- SET EXERCISE
Scan the records for the line containing "Type out the text in this image."; extract it and all later lines, verbatim, through the end, and nothing before it.

————————

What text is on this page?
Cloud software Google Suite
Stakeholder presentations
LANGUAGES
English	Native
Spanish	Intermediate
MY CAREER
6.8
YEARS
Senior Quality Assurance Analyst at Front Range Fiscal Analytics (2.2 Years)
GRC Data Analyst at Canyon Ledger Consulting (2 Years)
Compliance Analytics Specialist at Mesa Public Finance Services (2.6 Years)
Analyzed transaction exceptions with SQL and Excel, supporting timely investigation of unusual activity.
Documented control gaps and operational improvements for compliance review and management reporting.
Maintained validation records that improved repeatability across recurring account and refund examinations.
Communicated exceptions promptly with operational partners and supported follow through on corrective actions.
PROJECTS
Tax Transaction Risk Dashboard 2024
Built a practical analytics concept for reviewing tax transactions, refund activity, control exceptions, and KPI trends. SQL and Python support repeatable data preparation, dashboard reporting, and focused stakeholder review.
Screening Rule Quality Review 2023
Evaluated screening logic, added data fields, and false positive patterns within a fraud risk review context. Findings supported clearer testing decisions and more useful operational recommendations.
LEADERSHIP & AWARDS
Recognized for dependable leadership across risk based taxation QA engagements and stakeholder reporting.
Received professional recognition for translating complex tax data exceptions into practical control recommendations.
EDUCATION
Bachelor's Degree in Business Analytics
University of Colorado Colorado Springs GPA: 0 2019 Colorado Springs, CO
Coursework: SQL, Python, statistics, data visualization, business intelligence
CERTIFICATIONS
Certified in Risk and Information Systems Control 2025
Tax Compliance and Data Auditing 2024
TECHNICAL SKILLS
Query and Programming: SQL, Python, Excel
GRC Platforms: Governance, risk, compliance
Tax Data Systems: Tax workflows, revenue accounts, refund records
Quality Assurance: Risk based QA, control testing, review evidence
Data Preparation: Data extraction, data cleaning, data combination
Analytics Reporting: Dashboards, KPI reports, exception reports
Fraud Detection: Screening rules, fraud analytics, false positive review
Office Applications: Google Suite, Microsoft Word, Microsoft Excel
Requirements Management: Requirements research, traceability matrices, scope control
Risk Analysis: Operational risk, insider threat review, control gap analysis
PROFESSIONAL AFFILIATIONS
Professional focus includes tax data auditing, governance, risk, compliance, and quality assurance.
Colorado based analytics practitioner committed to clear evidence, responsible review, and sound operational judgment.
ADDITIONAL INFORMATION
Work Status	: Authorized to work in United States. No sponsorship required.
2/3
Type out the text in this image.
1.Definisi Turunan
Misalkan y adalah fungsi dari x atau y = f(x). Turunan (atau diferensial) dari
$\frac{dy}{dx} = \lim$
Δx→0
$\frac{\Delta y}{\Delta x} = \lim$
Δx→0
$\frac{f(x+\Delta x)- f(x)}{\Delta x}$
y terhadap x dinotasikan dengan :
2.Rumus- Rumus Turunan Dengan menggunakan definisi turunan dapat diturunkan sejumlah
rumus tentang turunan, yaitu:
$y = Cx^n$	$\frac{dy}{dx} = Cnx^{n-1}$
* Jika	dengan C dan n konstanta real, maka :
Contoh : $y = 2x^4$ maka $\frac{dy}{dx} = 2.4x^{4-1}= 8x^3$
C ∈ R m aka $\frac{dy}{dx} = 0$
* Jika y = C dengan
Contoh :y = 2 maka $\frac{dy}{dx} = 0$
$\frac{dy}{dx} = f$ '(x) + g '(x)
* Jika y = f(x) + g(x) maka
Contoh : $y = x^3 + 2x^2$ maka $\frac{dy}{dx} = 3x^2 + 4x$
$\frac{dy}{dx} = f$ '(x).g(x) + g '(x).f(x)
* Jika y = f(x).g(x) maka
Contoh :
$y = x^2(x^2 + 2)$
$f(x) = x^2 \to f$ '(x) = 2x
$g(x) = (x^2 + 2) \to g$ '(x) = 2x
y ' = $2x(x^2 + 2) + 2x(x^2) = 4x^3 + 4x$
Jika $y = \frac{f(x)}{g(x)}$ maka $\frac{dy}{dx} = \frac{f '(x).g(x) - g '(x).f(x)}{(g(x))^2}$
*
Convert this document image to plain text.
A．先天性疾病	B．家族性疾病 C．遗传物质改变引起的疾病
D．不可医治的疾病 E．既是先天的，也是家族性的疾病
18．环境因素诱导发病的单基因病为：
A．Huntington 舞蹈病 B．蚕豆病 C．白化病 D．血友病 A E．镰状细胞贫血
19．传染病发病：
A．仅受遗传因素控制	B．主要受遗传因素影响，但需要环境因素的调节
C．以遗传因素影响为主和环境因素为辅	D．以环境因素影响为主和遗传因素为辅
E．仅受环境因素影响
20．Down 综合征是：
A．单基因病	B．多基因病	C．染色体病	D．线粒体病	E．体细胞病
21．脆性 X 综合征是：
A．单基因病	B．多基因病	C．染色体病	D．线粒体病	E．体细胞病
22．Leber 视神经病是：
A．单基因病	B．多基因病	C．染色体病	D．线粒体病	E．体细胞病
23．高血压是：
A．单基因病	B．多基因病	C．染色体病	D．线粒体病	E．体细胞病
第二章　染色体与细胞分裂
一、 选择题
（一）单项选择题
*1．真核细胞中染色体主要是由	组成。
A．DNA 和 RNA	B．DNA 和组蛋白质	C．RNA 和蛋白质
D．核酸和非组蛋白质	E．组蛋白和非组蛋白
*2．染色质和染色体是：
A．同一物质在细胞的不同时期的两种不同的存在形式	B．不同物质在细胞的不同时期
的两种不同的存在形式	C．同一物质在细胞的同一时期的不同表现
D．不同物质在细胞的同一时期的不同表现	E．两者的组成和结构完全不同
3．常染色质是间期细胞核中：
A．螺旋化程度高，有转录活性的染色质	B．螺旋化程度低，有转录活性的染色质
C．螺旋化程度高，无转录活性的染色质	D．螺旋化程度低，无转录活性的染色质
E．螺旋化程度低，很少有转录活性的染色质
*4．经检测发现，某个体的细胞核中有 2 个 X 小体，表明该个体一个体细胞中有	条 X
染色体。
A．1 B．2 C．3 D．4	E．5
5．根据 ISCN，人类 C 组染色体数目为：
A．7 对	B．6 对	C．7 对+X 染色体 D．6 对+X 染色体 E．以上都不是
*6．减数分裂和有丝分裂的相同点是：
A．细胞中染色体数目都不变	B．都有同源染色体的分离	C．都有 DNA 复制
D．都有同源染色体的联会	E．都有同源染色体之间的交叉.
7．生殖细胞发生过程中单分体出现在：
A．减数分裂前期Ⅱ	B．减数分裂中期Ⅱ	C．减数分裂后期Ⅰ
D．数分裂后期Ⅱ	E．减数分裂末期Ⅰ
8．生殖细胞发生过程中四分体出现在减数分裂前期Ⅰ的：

————————

- TASK OUTPUT
Type out the text in this image.
1.Definisi Turunan
Misalkan y adalah fungsi dari x atau y = f(x). Turunan (atau diferensial) dari
$\frac{dy}{dx} = \lim$
Δx→0
$\frac{\Delta y}{\Delta x} = \lim$
Δx→0
$\frac{f(x+\Delta x)- f(x)}{\Delta x}$
y terhadap x dinotasikan dengan :
2.Rumus- Rumus Turunan Dengan menggunakan definisi turunan dapat diturunkan sejumlah
rumus tentang turunan, yaitu:
$y = Cx^n$	$\frac{dy}{dx} = Cnx^{n-1}$
* Jika	dengan C dan n konstanta real, maka :
Contoh : $y = 2x^4$ maka $\frac{dy}{dx} = 2.4x^{4-1}= 8x^3$
C ∈ R m aka $\frac{dy}{dx} = 0$
* Jika y = C dengan
Contoh :y = 2 maka $\frac{dy}{dx} = 0$
$\frac{dy}{dx} = f$ '(x) + g '(x)
* Jika y = f(x) + g(x) maka
Contoh : $y = x^3 + 2x^2$ maka $\frac{dy}{dx} = 3x^2 + 4x$
$\frac{dy}{dx} = f$ '(x).g(x) + g '(x).f(x)
* Jika y = f(x).g(x) maka
Contoh :
$y = x^2(x^2 + 2)$
$f(x) = x^2 \to f$ '(x) = 2x
$g(x) = (x^2 + 2) \to g$ '(x) = 2x
y ' = $2x(x^2 + 2) + 2x(x^2) = 4x^3 + 4x$
Jika $y = \frac{f(x)}{g(x)}$ maka $\frac{dy}{dx} = \frac{f '(x).g(x) - g '(x).f(x)}{(g(x))^2}$
*
Convert this document image to plain text.
A．先天性疾病	B．家族性疾病 C．遗传物质改变引起的疾病
D．不可医治的疾病 E．既是先天的，也是家族性的疾病
18．环境因素诱导发病的单基因病为：
A．Huntington 舞蹈病 B．蚕豆病 C．白化病 D．血友病 A E．镰状细胞贫血
19．传染病发病：
A．仅受遗传因素控制	B．主要受遗传因素影响，但需要环境因素的调节
C．以遗传因素影响为主和环境因素为辅	D．以环境因素影响为主和遗传因素为辅
E．仅受环境因素影响
20．Down 综合征是：
A．单基因病	B．多基因病	C．染色体病	D．线粒体病	E．体细胞病
21．脆性 X 综合征是：
A．单基因病	B．多基因病	C．染色体病	D．线粒体病	E．体细胞病
22．Leber 视神经病是：
A．单基因病	B．多基因病	C．染色体病	D．线粒体病	E．体细胞病
23．高血压是：
A．单基因病	B．多基因病	C．染色体病	D．线粒体病	E．体细胞病
第二章　染色体与细胞分裂
一、 选择题
（一）单项选择题
*1．真核细胞中染色体主要是由	组成。
A．DNA 和 RNA	B．DNA 和组蛋白质	C．RNA 和蛋白质
D．核酸和非组蛋白质	E．组蛋白和非组蛋白
*2．染色质和染色体是：
A．同一物质在细胞的不同时期的两种不同的存在形式	B．不同物质在细胞的不同时期
的两种不同的存在形式	C．同一物质在细胞的同一时期的不同表现
D．不同物质在细胞的同一时期的不同表现	E．两者的组成和结构完全不同
3．常染色质是间期细胞核中：
A．螺旋化程度高，有转录活性的染色质	B．螺旋化程度低，有转录活性的染色质
C．螺旋化程度高，无转录活性的染色质	D．螺旋化程度低，无转录活性的染色质
E．螺旋化程度低，很少有转录活性的染色质
*4．经检测发现，某个体的细胞核中有 2 个 X 小体，表明该个体一个体细胞中有	条 X
染色体。
A．1 B．2 C．3 D．4	E．5
5．根据 ISCN，人类 C 组染色体数目为：
A．7 对	B．6 对	C．7 对+X 染色体 D．6 对+X 染色体 E．以上都不是
*6．减数分裂和有丝分裂的相同点是：
A．细胞中染色体数目都不变	B．都有同源染色体的分离	C．都有 DNA 复制
D．都有同源染色体的联会	E．都有同源染色体之间的交叉.
7．生殖细胞发生过程中单分体出现在：
A．减数分裂前期Ⅱ	B．减数分裂中期Ⅱ	C．减数分裂后期Ⅰ
D．数分裂后期Ⅱ	E．减数分裂末期Ⅰ
8．生殖细胞发生过程中四分体出现在减数分裂前期Ⅰ的：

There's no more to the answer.